Dataset entries:

===

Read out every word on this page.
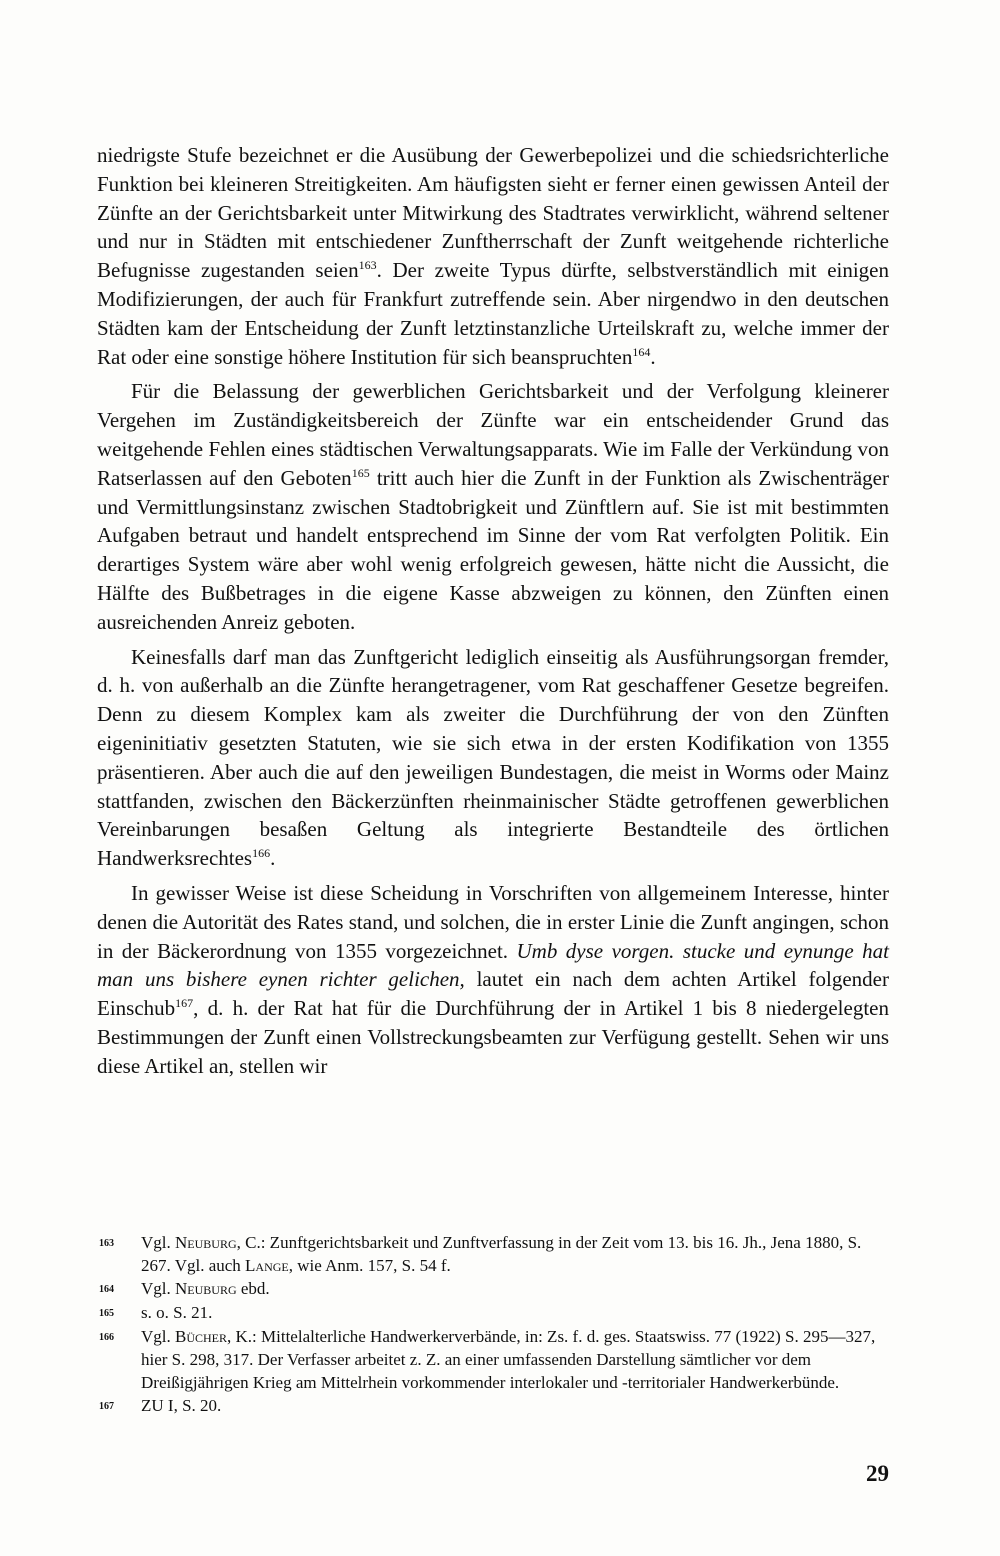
niedrigste Stufe bezeichnet er die Ausübung der Gewerbepolizei und die schiedsrichterliche Funktion bei kleineren Streitigkeiten. Am häufigsten sieht er ferner einen gewissen Anteil der Zünfte an der Gerichtsbarkeit unter Mitwirkung des Stadtrates verwirklicht, während seltener und nur in Städten mit entschiedener Zunftherrschaft der Zunft weitgehende richterliche Befugnisse zugestanden seien$^{163}$. Der zweite Typus dürfte, selbstverständlich mit einigen Modifizierungen, der auch für Frankfurt zutreffende sein. Aber nirgendwo in den deutschen Städten kam der Entscheidung der Zunft letztinstanzliche Urteilskraft zu, welche immer der Rat oder eine sonstige höhere Institution für sich beanspruchten$^{164}$.

Für die Belassung der gewerblichen Gerichtsbarkeit und der Verfolgung kleinerer Vergehen im Zuständigkeitsbereich der Zünfte war ein entscheidender Grund das weitgehende Fehlen eines städtischen Verwaltungsapparats. Wie im Falle der Verkündung von Ratserlassen auf den Geboten$^{165}$ tritt auch hier die Zunft in der Funktion als Zwischenträger und Vermittlungsinstanz zwischen Stadtobrigkeit und Zünftlern auf. Sie ist mit bestimmten Aufgaben betraut und handelt entsprechend im Sinne der vom Rat verfolgten Politik. Ein derartiges System wäre aber wohl wenig erfolgreich gewesen, hätte nicht die Aussicht, die Hälfte des Bußbetrages in die eigene Kasse abzweigen zu können, den Zünften einen ausreichenden Anreiz geboten.

Keinesfalls darf man das Zunftgericht lediglich einseitig als Ausführungsorgan fremder, d. h. von außerhalb an die Zünfte herangetragener, vom Rat geschaffener Gesetze begreifen. Denn zu diesem Komplex kam als zweiter die Durchführung der von den Zünften eigeninitiativ gesetzten Statuten, wie sie sich etwa in der ersten Kodifikation von 1355 präsentieren. Aber auch die auf den jeweiligen Bundestagen, die meist in Worms oder Mainz stattfanden, zwischen den Bäckerzünften rheinmainischer Städte getroffenen gewerblichen Vereinbarungen besaßen Geltung als integrierte Bestandteile des örtlichen Handwerksrechtes$^{166}$.

In gewisser Weise ist diese Scheidung in Vorschriften von allgemeinem Interesse, hinter denen die Autorität des Rates stand, und solchen, die in erster Linie die Zunft angingen, schon in der Bäckerordnung von 1355 vorgezeichnet. Umb dyse vorgen. stucke und eynunge hat man uns bishere eynen richter gelichen, lautet ein nach dem achten Artikel folgender Einschub$^{167}$, d. h. der Rat hat für die Durchführung der in Artikel 1 bis 8 niedergelegten Bestimmungen der Zunft einen Vollstreckungsbeamten zur Verfügung gestellt. Sehen wir uns diese Artikel an, stellen wir

163	Vgl. Neuburg, C.: Zunftgerichtsbarkeit und Zunftverfassung in der Zeit vom 13. bis 16. Jh., Jena 1880, S. 267. Vgl. auch Lange, wie Anm. 157, S. 54 f.
164	Vgl. Neuburg ebd.
165	s. o. S. 21.
166	Vgl. Bücher, K.: Mittelalterliche Handwerkerverbände, in: Zs. f. d. ges. Staatswiss. 77 (1922) S. 295—327, hier S. 298, 317. Der Verfasser arbeitet z. Z. an einer umfassenden Darstellung sämtlicher vor dem Dreißigjährigen Krieg am Mittelrhein vorkommender interlokaler und -territorialer Handwerkerbünde.
167	ZU I, S. 20.
29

===

• **Work to do**:
The listing above must be printed again exactly, minus its pictures.

• **Answer to this problem**:
Read out every word on this page.
niedrigste Stufe bezeichnet er die Ausübung der Gewerbepolizei und die schiedsrichterliche Funktion bei kleineren Streitigkeiten. Am häufigsten sieht er ferner einen gewissen Anteil der Zünfte an der Gerichtsbarkeit unter Mitwirkung des Stadtrates verwirklicht, während seltener und nur in Städten mit entschiedener Zunftherrschaft der Zunft weitgehende richterliche Befugnisse zugestanden seien$^{163}$. Der zweite Typus dürfte, selbstverständlich mit einigen Modifizierungen, der auch für Frankfurt zutreffende sein. Aber nirgendwo in den deutschen Städten kam der Entscheidung der Zunft letztinstanzliche Urteilskraft zu, welche immer der Rat oder eine sonstige höhere Institution für sich beanspruchten$^{164}$.

Für die Belassung der gewerblichen Gerichtsbarkeit und der Verfolgung kleinerer Vergehen im Zuständigkeitsbereich der Zünfte war ein entscheidender Grund das weitgehende Fehlen eines städtischen Verwaltungsapparats. Wie im Falle der Verkündung von Ratserlassen auf den Geboten$^{165}$ tritt auch hier die Zunft in der Funktion als Zwischenträger und Vermittlungsinstanz zwischen Stadtobrigkeit und Zünftlern auf. Sie ist mit bestimmten Aufgaben betraut und handelt entsprechend im Sinne der vom Rat verfolgten Politik. Ein derartiges System wäre aber wohl wenig erfolgreich gewesen, hätte nicht die Aussicht, die Hälfte des Bußbetrages in die eigene Kasse abzweigen zu können, den Zünften einen ausreichenden Anreiz geboten.

Keinesfalls darf man das Zunftgericht lediglich einseitig als Ausführungsorgan fremder, d. h. von außerhalb an die Zünfte herangetragener, vom Rat geschaffener Gesetze begreifen. Denn zu diesem Komplex kam als zweiter die Durchführung der von den Zünften eigeninitiativ gesetzten Statuten, wie sie sich etwa in der ersten Kodifikation von 1355 präsentieren. Aber auch die auf den jeweiligen Bundestagen, die meist in Worms oder Mainz stattfanden, zwischen den Bäckerzünften rheinmainischer Städte getroffenen gewerblichen Vereinbarungen besaßen Geltung als integrierte Bestandteile des örtlichen Handwerksrechtes$^{166}$.

In gewisser Weise ist diese Scheidung in Vorschriften von allgemeinem Interesse, hinter denen die Autorität des Rates stand, und solchen, die in erster Linie die Zunft angingen, schon in der Bäckerordnung von 1355 vorgezeichnet. Umb dyse vorgen. stucke und eynunge hat man uns bishere eynen richter gelichen, lautet ein nach dem achten Artikel folgender Einschub$^{167}$, d. h. der Rat hat für die Durchführung der in Artikel 1 bis 8 niedergelegten Bestimmungen der Zunft einen Vollstreckungsbeamten zur Verfügung gestellt. Sehen wir uns diese Artikel an, stellen wir

163	Vgl. Neuburg, C.: Zunftgerichtsbarkeit und Zunftverfassung in der Zeit vom 13. bis 16. Jh., Jena 1880, S. 267. Vgl. auch Lange, wie Anm. 157, S. 54 f.
164	Vgl. Neuburg ebd.
165	s. o. S. 21.
166	Vgl. Bücher, K.: Mittelalterliche Handwerkerverbände, in: Zs. f. d. ges. Staatswiss. 77 (1922) S. 295—327, hier S. 298, 317. Der Verfasser arbeitet z. Z. an einer umfassenden Darstellung sämtlicher vor dem Dreißigjährigen Krieg am Mittelrhein vorkommender interlokaler und -territorialer Handwerkerbünde.
167	ZU I, S. 20.
29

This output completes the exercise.